YOUR TASK: Copy every record word for word.

Stored data:
• • • • •

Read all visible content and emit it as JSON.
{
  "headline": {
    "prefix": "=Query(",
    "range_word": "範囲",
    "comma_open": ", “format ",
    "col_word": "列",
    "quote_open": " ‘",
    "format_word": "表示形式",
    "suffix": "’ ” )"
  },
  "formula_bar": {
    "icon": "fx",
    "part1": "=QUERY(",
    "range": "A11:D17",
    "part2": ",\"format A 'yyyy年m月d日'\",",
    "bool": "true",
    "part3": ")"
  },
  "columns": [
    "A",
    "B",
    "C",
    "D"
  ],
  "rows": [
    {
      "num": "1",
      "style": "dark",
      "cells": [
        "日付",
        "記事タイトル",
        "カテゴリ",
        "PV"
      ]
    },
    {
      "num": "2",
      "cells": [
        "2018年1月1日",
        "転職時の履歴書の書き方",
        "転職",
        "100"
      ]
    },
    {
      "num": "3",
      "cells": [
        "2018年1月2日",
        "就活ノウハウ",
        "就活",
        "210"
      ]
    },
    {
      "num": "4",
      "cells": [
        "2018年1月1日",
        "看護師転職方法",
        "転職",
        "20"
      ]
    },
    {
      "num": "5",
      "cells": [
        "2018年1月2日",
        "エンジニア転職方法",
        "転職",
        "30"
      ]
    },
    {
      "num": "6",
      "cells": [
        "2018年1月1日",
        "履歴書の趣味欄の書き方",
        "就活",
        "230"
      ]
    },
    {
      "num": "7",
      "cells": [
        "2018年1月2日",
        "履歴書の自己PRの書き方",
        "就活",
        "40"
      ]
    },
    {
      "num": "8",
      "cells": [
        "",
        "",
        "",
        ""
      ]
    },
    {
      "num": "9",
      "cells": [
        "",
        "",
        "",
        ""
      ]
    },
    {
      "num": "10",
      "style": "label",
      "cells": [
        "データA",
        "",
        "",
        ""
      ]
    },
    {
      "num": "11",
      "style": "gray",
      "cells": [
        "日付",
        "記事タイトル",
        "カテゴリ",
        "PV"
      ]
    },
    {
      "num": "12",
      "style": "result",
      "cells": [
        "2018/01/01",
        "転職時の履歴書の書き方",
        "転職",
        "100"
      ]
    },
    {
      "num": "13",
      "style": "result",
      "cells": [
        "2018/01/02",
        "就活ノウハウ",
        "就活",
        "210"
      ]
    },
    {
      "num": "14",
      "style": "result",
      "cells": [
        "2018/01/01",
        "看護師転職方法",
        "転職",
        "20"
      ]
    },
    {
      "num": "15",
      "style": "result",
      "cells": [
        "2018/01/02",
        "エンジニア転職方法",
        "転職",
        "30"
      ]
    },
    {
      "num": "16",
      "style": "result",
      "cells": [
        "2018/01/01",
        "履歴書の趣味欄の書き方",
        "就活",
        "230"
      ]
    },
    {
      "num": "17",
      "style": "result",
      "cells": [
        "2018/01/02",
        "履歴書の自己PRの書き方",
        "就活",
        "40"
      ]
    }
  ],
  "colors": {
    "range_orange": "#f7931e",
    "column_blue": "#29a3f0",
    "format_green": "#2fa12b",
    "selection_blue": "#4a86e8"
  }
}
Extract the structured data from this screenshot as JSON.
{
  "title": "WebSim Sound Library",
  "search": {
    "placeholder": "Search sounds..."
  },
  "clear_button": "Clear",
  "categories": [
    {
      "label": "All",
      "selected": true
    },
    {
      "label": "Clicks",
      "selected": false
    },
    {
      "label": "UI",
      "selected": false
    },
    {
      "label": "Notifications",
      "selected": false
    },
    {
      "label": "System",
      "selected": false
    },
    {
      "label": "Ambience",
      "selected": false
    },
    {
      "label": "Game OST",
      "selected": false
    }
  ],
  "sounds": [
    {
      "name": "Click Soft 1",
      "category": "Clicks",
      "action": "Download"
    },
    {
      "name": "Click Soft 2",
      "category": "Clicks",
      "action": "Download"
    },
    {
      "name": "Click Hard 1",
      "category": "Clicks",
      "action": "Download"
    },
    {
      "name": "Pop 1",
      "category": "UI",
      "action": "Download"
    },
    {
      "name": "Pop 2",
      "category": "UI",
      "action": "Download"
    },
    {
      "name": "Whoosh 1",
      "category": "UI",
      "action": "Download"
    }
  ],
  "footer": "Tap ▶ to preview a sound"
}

• • • • •

CORRECT OUTPUT:
Read all visible content and emit it as JSON.
{
  "headline": {
    "prefix": "=Query(",
    "range_word": "範囲",
    "comma_open": ", “format ",
    "col_word": "列",
    "quote_open": " ‘",
    "format_word": "表示形式",
    "suffix": "’ ” )"
  },
  "formula_bar": {
    "icon": "fx",
    "part1": "=QUERY(",
    "range": "A11:D17",
    "part2": ",\"format A 'yyyy年m月d日'\",",
    "bool": "true",
    "part3": ")"
  },
  "columns": [
    "A",
    "B",
    "C",
    "D"
  ],
  "rows": [
    {
      "num": "1",
      "style": "dark",
      "cells": [
        "日付",
        "記事タイトル",
        "カテゴリ",
        "PV"
      ]
    },
    {
      "num": "2",
      "cells": [
        "2018年1月1日",
        "転職時の履歴書の書き方",
        "転職",
        "100"
      ]
    },
    {
      "num": "3",
      "cells": [
        "2018年1月2日",
        "就活ノウハウ",
        "就活",
        "210"
      ]
    },
    {
      "num": "4",
      "cells": [
        "2018年1月1日",
        "看護師転職方法",
        "転職",
        "20"
      ]
    },
    {
      "num": "5",
      "cells": [
        "2018年1月2日",
        "エンジニア転職方法",
        "転職",
        "30"
      ]
    },
    {
      "num": "6",
      "cells": [
        "2018年1月1日",
        "履歴書の趣味欄の書き方",
        "就活",
        "230"
      ]
    },
    {
      "num": "7",
      "cells": [
        "2018年1月2日",
        "履歴書の自己PRの書き方",
        "就活",
        "40"
      ]
    },
    {
      "num": "8",
      "cells": [
        "",
        "",
        "",
        ""
      ]
    },
    {
      "num": "9",
      "cells": [
        "",
        "",
        "",
        ""
      ]
    },
    {
      "num": "10",
      "style": "label",
      "cells": [
        "データA",
        "",
        "",
        ""
      ]
    },
    {
      "num": "11",
      "style": "gray",
      "cells": [
        "日付",
        "記事タイトル",
        "カテゴリ",
        "PV"
      ]
    },
    {
      "num": "12",
      "style": "result",
      "cells": [
        "2018/01/01",
        "転職時の履歴書の書き方",
        "転職",
        "100"
      ]
    },
    {
      "num": "13",
      "style": "result",
      "cells": [
        "2018/01/02",
        "就活ノウハウ",
        "就活",
        "210"
      ]
    },
    {
      "num": "14",
      "style": "result",
      "cells": [
        "2018/01/01",
        "看護師転職方法",
        "転職",
        "20"
      ]
    },
    {
      "num": "15",
      "style": "result",
      "cells": [
        "2018/01/02",
        "エンジニア転職方法",
        "転職",
        "30"
      ]
    },
    {
      "num": "16",
      "style": "result",
      "cells": [
        "2018/01/01",
        "履歴書の趣味欄の書き方",
        "就活",
        "230"
      ]
    },
    {
      "num": "17",
      "style": "result",
      "cells": [
        "2018/01/02",
        "履歴書の自己PRの書き方",
        "就活",
        "40"
      ]
    }
  ],
  "colors": {
    "range_orange": "#f7931e",
    "column_blue": "#29a3f0",
    "format_green": "#2fa12b",
    "selection_blue": "#4a86e8"
  }
}
Extract the structured data from this screenshot as JSON.
{
  "title": "WebSim Sound Library",
  "search": {
    "placeholder": "Search sounds..."
  },
  "clear_button": "Clear",
  "categories": [
    {
      "label": "All",
      "selected": true
    },
    {
      "label": "Clicks",
      "selected": false
    },
    {
      "label": "UI",
      "selected": false
    },
    {
      "label": "Notifications",
      "selected": false
    },
    {
      "label": "System",
      "selected": false
    },
    {
      "label": "Ambience",
      "selected": false
    },
    {
      "label": "Game OST",
      "selected": false
    }
  ],
  "sounds": [
    {
      "name": "Click Soft 1",
      "category": "Clicks",
      "action": "Download"
    },
    {
      "name": "Click Soft 2",
      "category": "Clicks",
      "action": "Download"
    },
    {
      "name": "Click Hard 1",
      "category": "Clicks",
      "action": "Download"
    },
    {
      "name": "Pop 1",
      "category": "UI",
      "action": "Download"
    },
    {
      "name": "Pop 2",
      "category": "UI",
      "action": "Download"
    },
    {
      "name": "Whoosh 1",
      "category": "UI",
      "action": "Download"
    }
  ],
  "footer": "Tap ▶ to preview a sound"
}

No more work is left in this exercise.